Task requirements
Within the listing below, locate all lines containing the word "treadmill". Copy each one.

Given records

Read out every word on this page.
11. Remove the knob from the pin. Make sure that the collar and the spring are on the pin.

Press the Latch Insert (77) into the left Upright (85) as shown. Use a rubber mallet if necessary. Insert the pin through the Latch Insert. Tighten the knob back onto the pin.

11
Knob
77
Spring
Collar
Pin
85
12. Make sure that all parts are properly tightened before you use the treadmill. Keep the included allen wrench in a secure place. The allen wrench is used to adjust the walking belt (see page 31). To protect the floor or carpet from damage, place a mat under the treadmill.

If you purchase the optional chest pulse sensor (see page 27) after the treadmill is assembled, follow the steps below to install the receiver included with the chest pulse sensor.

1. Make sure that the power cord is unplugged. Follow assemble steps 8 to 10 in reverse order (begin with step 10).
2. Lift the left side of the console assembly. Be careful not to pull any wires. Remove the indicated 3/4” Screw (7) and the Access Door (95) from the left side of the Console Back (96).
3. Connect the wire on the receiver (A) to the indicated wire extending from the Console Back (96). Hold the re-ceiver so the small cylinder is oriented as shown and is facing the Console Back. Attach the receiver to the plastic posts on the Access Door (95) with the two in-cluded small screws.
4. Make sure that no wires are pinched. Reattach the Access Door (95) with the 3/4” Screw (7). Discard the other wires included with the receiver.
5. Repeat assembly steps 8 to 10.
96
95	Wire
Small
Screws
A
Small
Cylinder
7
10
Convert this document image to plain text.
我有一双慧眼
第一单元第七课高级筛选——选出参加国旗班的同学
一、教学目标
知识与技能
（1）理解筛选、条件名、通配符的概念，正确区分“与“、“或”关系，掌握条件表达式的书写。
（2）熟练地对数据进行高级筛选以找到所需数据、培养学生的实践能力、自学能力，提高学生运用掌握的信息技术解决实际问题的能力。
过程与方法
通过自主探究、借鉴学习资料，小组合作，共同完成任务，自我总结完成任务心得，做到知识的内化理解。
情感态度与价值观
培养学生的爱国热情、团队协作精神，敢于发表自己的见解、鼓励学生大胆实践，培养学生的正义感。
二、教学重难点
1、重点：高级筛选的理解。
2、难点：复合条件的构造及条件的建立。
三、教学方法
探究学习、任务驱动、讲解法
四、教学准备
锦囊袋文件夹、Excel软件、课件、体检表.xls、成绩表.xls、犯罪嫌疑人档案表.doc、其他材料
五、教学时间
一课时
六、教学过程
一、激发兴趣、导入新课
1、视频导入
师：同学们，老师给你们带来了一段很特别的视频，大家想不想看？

Task answer
12. Make sure that all parts are properly tightened before you use the treadmill. Keep the included allen wrench in a secure place. The allen wrench is used to adjust the walking belt (see page 31). To protect the floor or carpet from damage, place a mat under the treadmill.
If you purchase the optional chest pulse sensor (see page 27) after the treadmill is assembled, follow the steps below to install the receiver included with the chest pulse sensor.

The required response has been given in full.